= WRITTEN TASK 1 =
Please repeat the passage about the first American Thanksgiving word for word.

= SUPPLIED PASSAGE =
Taylor Marshall claims:

The first American Thanksgiving was actually celebrated on September 8 (feast of the birth of the Blessed Virgin) in 1565 in St. Augustine, Florida. The Native Americans and Spanish settlers held a feast and the Holy Mass was offered. This was 56 years before the Puritan pilgrims of Massachusetts. Don Pedro Menendez came ashore amid the sounding of trumpets, artillery salutes and the firing of cannons to claim the land for King Philip II and Spain. The ship chaplain Fr. Francisco Lopez de Mendoza Grajales chanted the Te Deum and presented a crucifix that Menendez ceremoniously kissed. Then the 500 soldiers, 200 sailors and 100 families and artisans, along with the Timucuan Indians celebrated the Holy Sacrifice of the Mass in gratitude to God.

[Listings of boxed layout entries]
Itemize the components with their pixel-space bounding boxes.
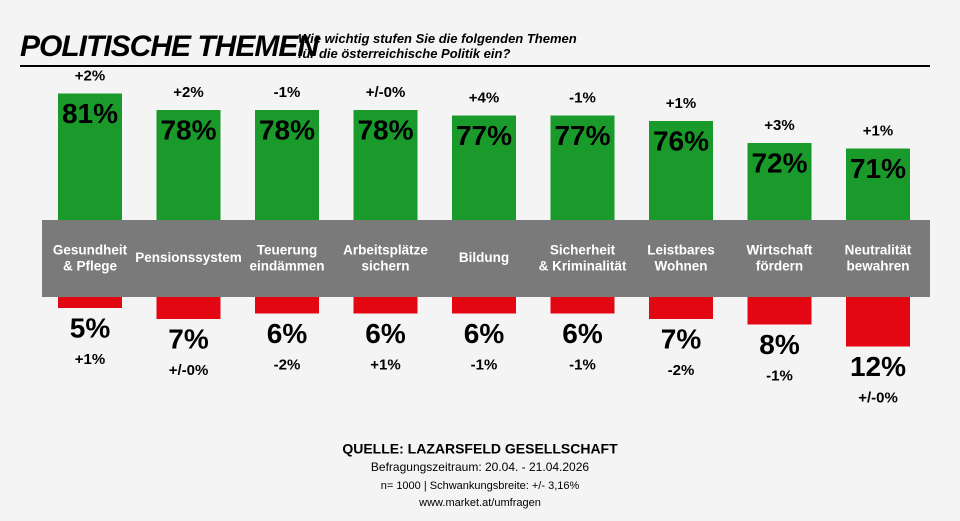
bar — [649, 293, 713, 319]
category-label: Pensionssystem — [135, 250, 242, 265]
change-label: +2% — [173, 84, 203, 101]
bar — [452, 293, 516, 314]
change-label: -1% — [471, 356, 498, 373]
change-label: -2% — [668, 362, 695, 379]
bar — [353, 293, 418, 314]
change-label: +/-0% — [169, 362, 209, 379]
value-label: 78% — [259, 114, 315, 145]
value-label: 71% — [850, 153, 906, 184]
change-label: +/-0% — [858, 389, 898, 406]
change-label: +3% — [764, 117, 794, 134]
change-label: +/-0% — [366, 84, 406, 101]
value-label: 77% — [554, 120, 610, 151]
value-label: 6% — [562, 318, 603, 349]
value-label: 7% — [168, 323, 209, 354]
chart-title: POLITISCHE THEMEN — [20, 30, 320, 63]
change-label: +1% — [863, 122, 893, 139]
change-label: -2% — [274, 356, 301, 373]
bar — [156, 110, 221, 224]
change-label: -1% — [274, 84, 301, 101]
bar — [550, 115, 615, 224]
change-label: -1% — [569, 89, 596, 106]
value-label: 6% — [267, 318, 308, 349]
value-label: 76% — [653, 125, 709, 156]
category-label: Sicherheit & Kriminalität — [539, 242, 627, 273]
change-label: +1% — [370, 356, 400, 373]
category-label: Arbeitsplätze sichern — [343, 242, 428, 273]
value-label: 6% — [365, 318, 406, 349]
value-label: 77% — [456, 120, 512, 151]
category-label: Teuerung eindämmen — [249, 242, 324, 273]
value-label: 7% — [661, 323, 702, 354]
bar — [846, 293, 910, 347]
change-label: -1% — [569, 356, 596, 373]
category-label: Neutralität bewahren — [845, 242, 912, 273]
note: Befragungszeitraum: 20.04. - 21.04.2026 — [371, 460, 589, 474]
change-label: +1% — [75, 351, 105, 368]
note: n= 1000 | Schwankungsbreite: +/- 3,16% — [381, 480, 580, 492]
bar — [846, 148, 910, 224]
value-label: 12% — [850, 351, 906, 382]
bar — [452, 115, 516, 224]
category-label: Wirtschaft fördern — [747, 242, 813, 273]
change-label: +2% — [75, 67, 105, 84]
bar — [255, 110, 319, 224]
value-label: 78% — [357, 114, 413, 145]
bar — [550, 293, 615, 314]
category-label: Bildung — [459, 250, 509, 265]
bar — [747, 143, 812, 224]
change-label: +4% — [469, 89, 499, 106]
value-label: 6% — [464, 318, 505, 349]
bar — [156, 293, 221, 319]
chart-subtitle: Wie wichtig stufen Sie die folgenden The… — [298, 31, 577, 61]
value-label: 72% — [751, 147, 807, 178]
bar — [649, 121, 713, 224]
value-label: 78% — [160, 114, 216, 145]
value-label: 5% — [70, 312, 111, 343]
source: QUELLE: LAZARSFELD GESELLSCHAFT — [342, 441, 618, 457]
value-label: 8% — [759, 329, 800, 360]
value-label: 81% — [62, 98, 118, 129]
category-band — [42, 220, 930, 297]
change-label: +1% — [666, 95, 696, 112]
bar — [353, 110, 418, 224]
category-label: Gesundheit & Pflege — [53, 242, 128, 273]
category-label: Leistbares Wohnen — [647, 242, 715, 273]
bar — [58, 93, 122, 224]
bar — [747, 293, 812, 325]
note: www.market.at/umfragen — [418, 497, 541, 509]
change-label: -1% — [766, 367, 793, 384]
bar — [255, 293, 319, 314]
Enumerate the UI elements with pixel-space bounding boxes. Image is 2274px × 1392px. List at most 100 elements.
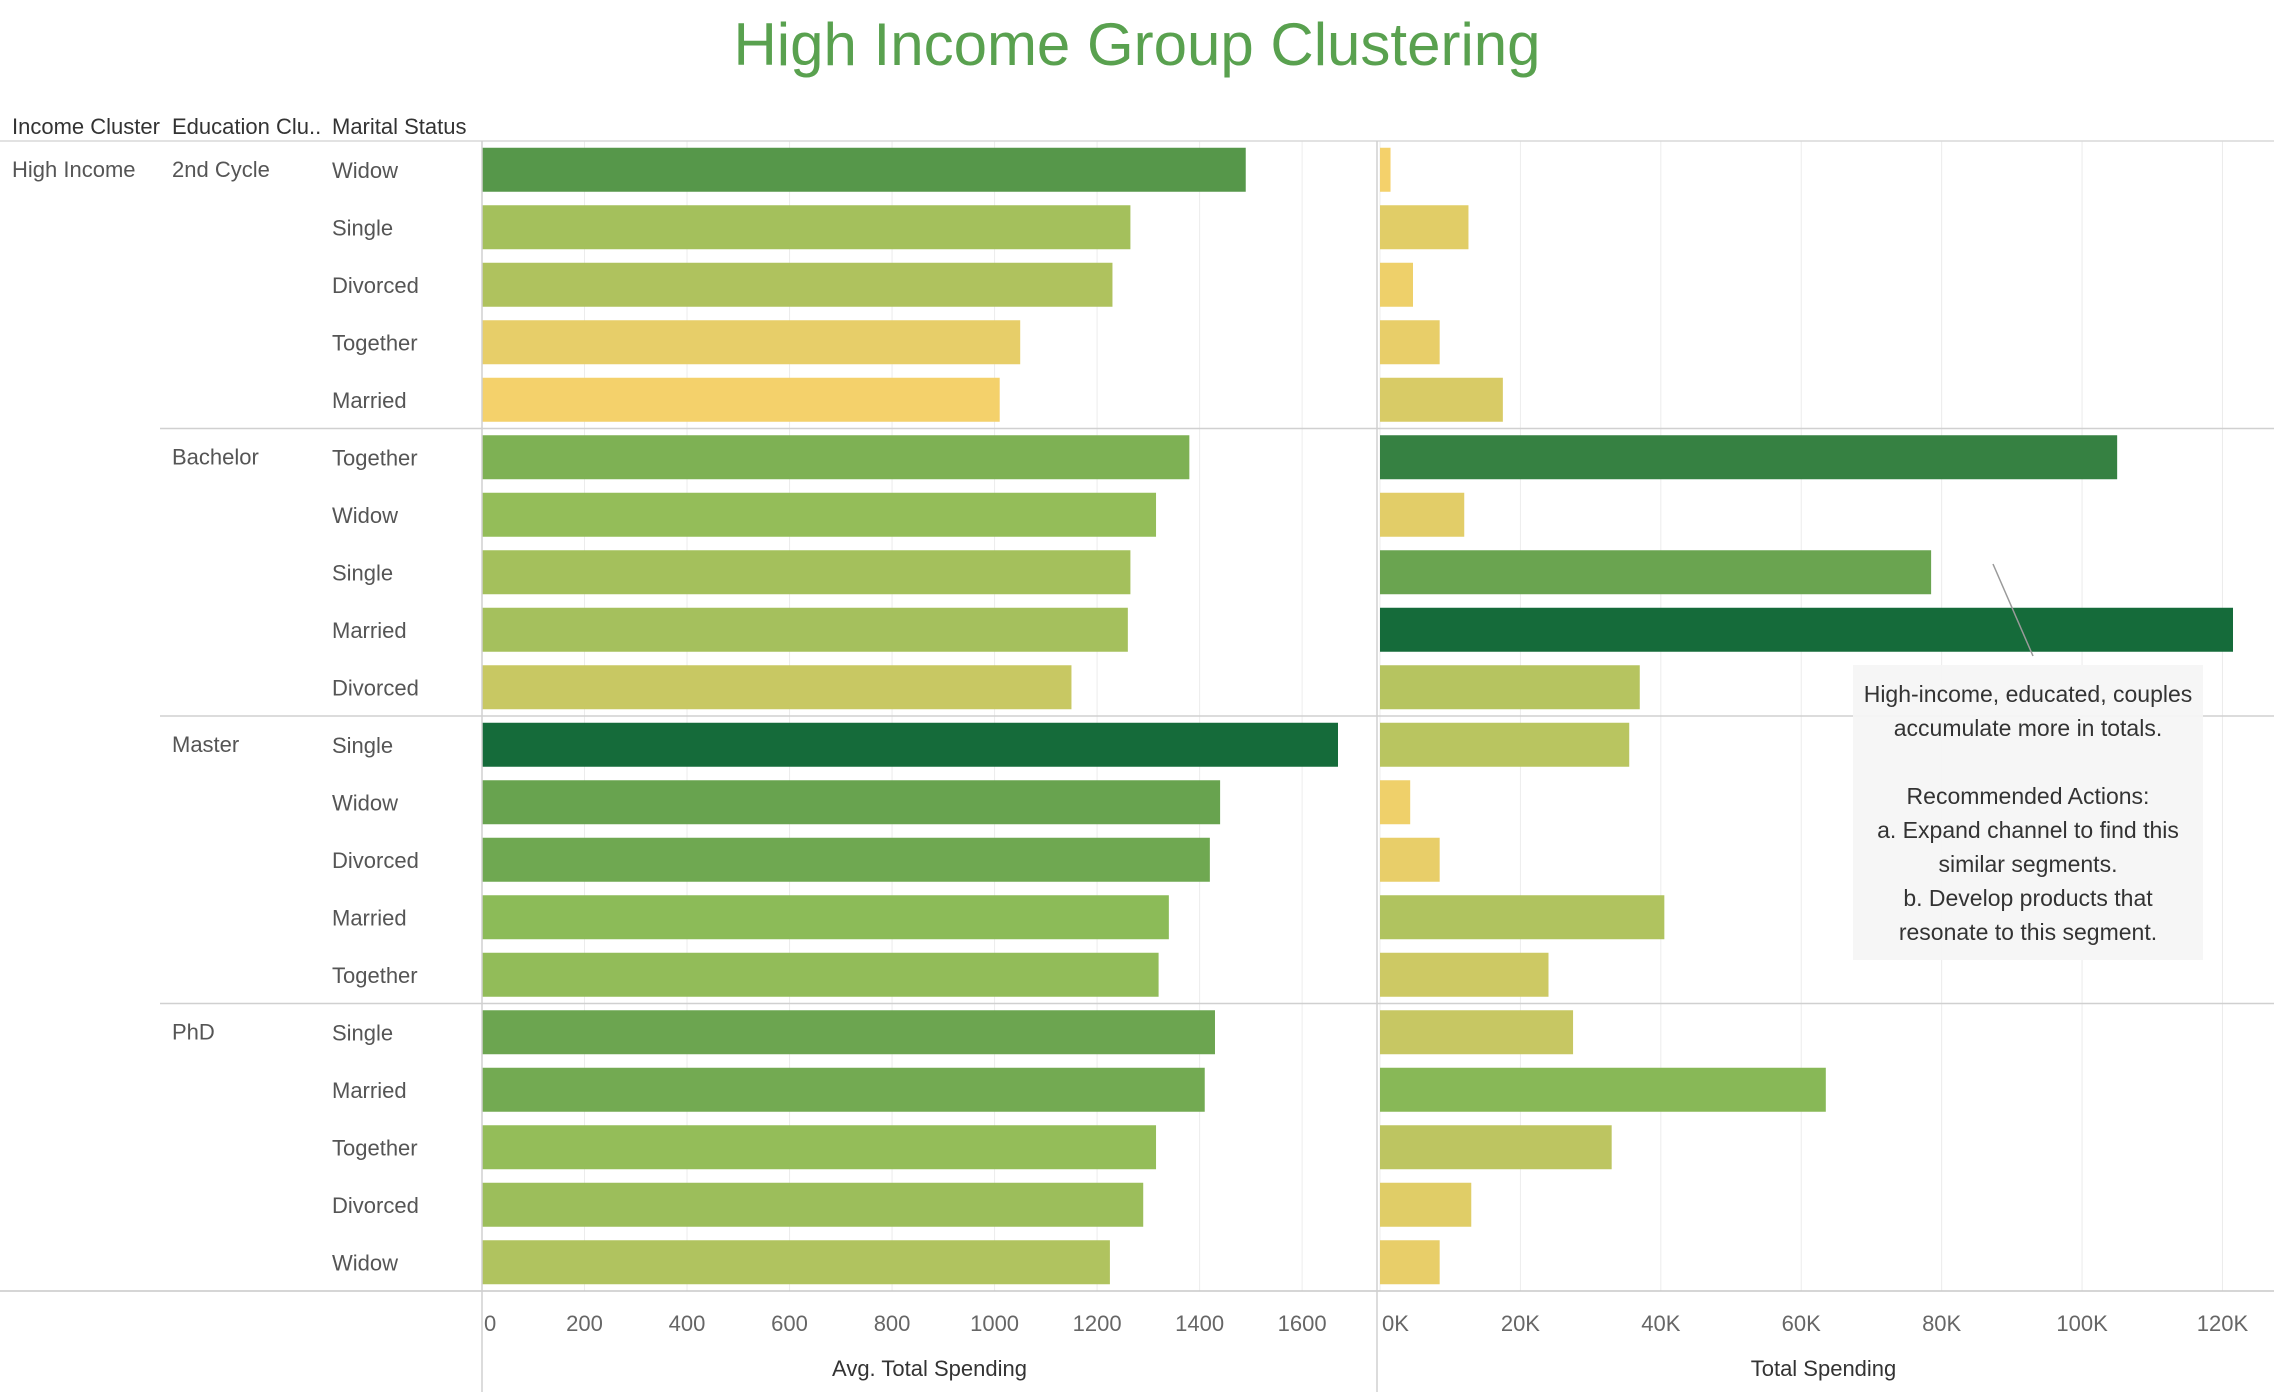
marital-status-label: Widow bbox=[332, 503, 398, 528]
bar-total-spending bbox=[1380, 492, 1465, 537]
avg-axis-title: Avg. Total Spending bbox=[832, 1356, 1027, 1381]
bar-avg-spending bbox=[482, 665, 1072, 710]
avg-axis-tick-label: 1000 bbox=[970, 1311, 1019, 1336]
income-cluster-label: High Income bbox=[12, 157, 136, 182]
marital-status-label: Married bbox=[332, 905, 407, 930]
avg-axis-tick-label: 1400 bbox=[1175, 1311, 1224, 1336]
total-axis-tick-label: 120K bbox=[2197, 1311, 2249, 1336]
bar-total-spending bbox=[1380, 550, 1932, 595]
bar-total-spending bbox=[1380, 780, 1411, 825]
bars-layer bbox=[482, 147, 2233, 1285]
avg-axis-tick-label: 600 bbox=[771, 1311, 808, 1336]
total-axis-tick-label: 80K bbox=[1922, 1311, 1961, 1336]
marital-status-label: Widow bbox=[332, 790, 398, 815]
marital-status-label: Married bbox=[332, 388, 407, 413]
bar-total-spending bbox=[1380, 320, 1440, 365]
annotation-line: resonate to this segment. bbox=[1898, 919, 2158, 945]
bar-avg-spending bbox=[482, 952, 1159, 997]
annotation-line: b. Develop products that bbox=[1903, 885, 2153, 911]
marital-status-label: Married bbox=[332, 618, 407, 643]
avg-axis-tick-label: 1600 bbox=[1278, 1311, 1327, 1336]
marital-status-label: Widow bbox=[332, 158, 398, 183]
bar-total-spending bbox=[1380, 1182, 1472, 1227]
bar-avg-spending bbox=[482, 492, 1157, 537]
bar-total-spending bbox=[1380, 1240, 1440, 1285]
bar-total-spending bbox=[1380, 435, 2118, 480]
total-axis-tick-label: 60K bbox=[1782, 1311, 1821, 1336]
annotation-line: similar segments. bbox=[1938, 851, 2118, 877]
bar-avg-spending bbox=[482, 895, 1169, 940]
bar-total-spending bbox=[1380, 377, 1503, 422]
bar-avg-spending bbox=[482, 1240, 1110, 1285]
education-label: PhD bbox=[172, 1019, 215, 1044]
bar-total-spending bbox=[1380, 147, 1391, 192]
annotation-line: accumulate more in totals. bbox=[1893, 715, 2163, 741]
avg-axis-tick-label: 400 bbox=[669, 1311, 706, 1336]
education-label: 2nd Cycle bbox=[172, 157, 270, 182]
marital-status-label: Single bbox=[332, 1020, 393, 1045]
avg-axis-tick-label: 800 bbox=[874, 1311, 911, 1336]
marital-status-label: Together bbox=[332, 1135, 418, 1160]
bar-total-spending bbox=[1380, 665, 1640, 710]
bar-avg-spending bbox=[482, 147, 1246, 192]
bar-avg-spending bbox=[482, 837, 1210, 882]
bar-avg-spending bbox=[482, 1125, 1157, 1170]
total-axis-tick-label: 40K bbox=[1641, 1311, 1680, 1336]
bar-total-spending bbox=[1380, 1010, 1574, 1055]
annotation-line: High-income, educated, couples bbox=[1863, 681, 2193, 707]
bar-total-spending bbox=[1380, 837, 1440, 882]
bar-total-spending bbox=[1380, 1067, 1826, 1112]
marital-status-label: Divorced bbox=[332, 273, 419, 298]
bar-avg-spending bbox=[482, 607, 1128, 652]
total-axis-tick-label: 100K bbox=[2056, 1311, 2108, 1336]
header-education-cluster: Education Clu.. bbox=[172, 114, 321, 139]
bar-avg-spending bbox=[482, 780, 1221, 825]
avg-axis-tick-label: 1200 bbox=[1073, 1311, 1122, 1336]
bar-avg-spending bbox=[482, 1067, 1205, 1112]
marital-status-label: Divorced bbox=[332, 1193, 419, 1218]
bar-avg-spending bbox=[482, 1182, 1144, 1227]
avg-axis-tick-label: 200 bbox=[566, 1311, 603, 1336]
bar-avg-spending bbox=[482, 435, 1190, 480]
education-label: Master bbox=[172, 732, 239, 757]
header-marital-status: Marital Status bbox=[332, 114, 467, 139]
total-axis-title: Total Spending bbox=[1751, 1356, 1897, 1381]
marital-status-label: Divorced bbox=[332, 848, 419, 873]
marital-status-label: Widow bbox=[332, 1250, 398, 1275]
bar-avg-spending bbox=[482, 262, 1113, 307]
bar-total-spending bbox=[1380, 1125, 1612, 1170]
marital-status-label: Together bbox=[332, 963, 418, 988]
bar-avg-spending bbox=[482, 722, 1338, 767]
bar-avg-spending bbox=[482, 377, 1000, 422]
marital-status-label: Together bbox=[332, 330, 418, 355]
annotation-line bbox=[1861, 745, 2195, 779]
axes-layer: 0 200 400 600 800 1000 1200 1400 1600 0K 20K 40K 60K… bbox=[484, 1311, 2248, 1381]
marital-status-label: Single bbox=[332, 560, 393, 585]
separator-lines bbox=[0, 140, 2274, 1392]
row-labels: Widow 2nd Cycle Single Divorced Together Marr… bbox=[12, 157, 419, 1276]
bar-avg-spending bbox=[482, 1010, 1215, 1055]
chart-title: High Income Group Clustering bbox=[733, 11, 1541, 78]
annotation-pointer bbox=[1992, 563, 2034, 657]
education-label: Bachelor bbox=[172, 444, 259, 469]
annotation-box: High-income, educated, couples accumulate… bbox=[1853, 665, 2203, 960]
avg-axis-tick-label: 0 bbox=[484, 1311, 496, 1336]
bar-total-spending bbox=[1380, 205, 1469, 250]
marital-status-label: Single bbox=[332, 733, 393, 758]
bar-total-spending bbox=[1380, 722, 1630, 767]
annotation-line: Recommended Actions: bbox=[1906, 783, 2150, 809]
marital-status-label: Divorced bbox=[332, 675, 419, 700]
annotation-line: a. Expand channel to find this bbox=[1877, 817, 2179, 843]
marital-status-label: Married bbox=[332, 1078, 407, 1103]
header-income-cluster: Income Cluster bbox=[12, 114, 160, 139]
total-axis-tick-label: 20K bbox=[1501, 1311, 1540, 1336]
bar-avg-spending bbox=[482, 320, 1021, 365]
bar-total-spending bbox=[1380, 952, 1549, 997]
total-axis-tick-label: 0K bbox=[1382, 1311, 1409, 1336]
bar-avg-spending bbox=[482, 205, 1131, 250]
marital-status-label: Together bbox=[332, 445, 418, 470]
bar-total-spending bbox=[1380, 607, 2233, 652]
bar-total-spending bbox=[1380, 895, 1665, 940]
bar-avg-spending bbox=[482, 550, 1131, 595]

= WRITTEN TASK 2 =
Render the entries' lines between the line holding "bar — [649, 293, 713, 319]" and the line holding "bar — [550, 115, 615, 224]", inclusive, as a Markdown table with the columns Row and Line, and skip any blank lines. Include only those lines.

= EXERCISE SOLUTION 1 =
Taylor Marshall claims:

The first American Thanksgiving was actually celebrated on September 8 (feast of the birth of the Blessed Virgin) in 1565 in St. Augustine, Florida. The Native Americans and Spanish settlers held a feast and the Holy Mass was offered. This was 56 years before the Puritan pilgrims of Massachusetts. Don Pedro Menendez came ashore amid the sounding of trumpets, artillery salutes and the firing of cannons to claim the land for King Philip II and Spain. The ship chaplain Fr. Francisco Lopez de Mendoza Grajales chanted the Te Deum and presented a crucifix that Menendez ceremoniously kissed. Then the 500 soldiers, 200 sailors and 100 families and artisans, along with the Timucuan Indians celebrated the Holy Sacrifice of the Mass in gratitude to God.

= EXERCISE SOLUTION 2 =
| Row | Line |
|---|---|
| 1 | bar — [649, 293, 713, 319] |
| 2 | category-label: Pensionssystem — [135, 250, 242, 265] |
| 3 | change-label: +2% — [173, 84, 203, 101] |
| 4 | bar — [452, 293, 516, 314] |
| 5 | change-label: -1% — [471, 356, 498, 373] |
| 6 | change-label: -2% — [668, 362, 695, 379] |
| 7 | bar — [353, 293, 418, 314] |
| 8 | change-label: +/-0% — [169, 362, 209, 379] |
| 9 | value-label: 78% — [259, 114, 315, 145] |
| 10 | value-label: 71% — [850, 153, 906, 184] |
| 11 | change-label: +/-0% — [858, 389, 898, 406] |
| 12 | change-label: +3% — [764, 117, 794, 134] |
| 13 | change-label: +/-0% — [366, 84, 406, 101] |
| 14 | value-label: 77% — [554, 120, 610, 151] |
| 15 | value-label: 6% — [562, 318, 603, 349] |
| 16 | value-label: 7% — [168, 323, 209, 354] |
| 17 | chart-title: POLITISCHE THEMEN — [20, 30, 320, 63] |
| 18 | change-label: +1% — [863, 122, 893, 139] |
| 19 | change-label: -2% — [274, 356, 301, 373] |
| 20 | bar — [156, 110, 221, 224] |
| 21 | change-label: -1% — [274, 84, 301, 101] |
| 22 | bar — [550, 115, 615, 224] |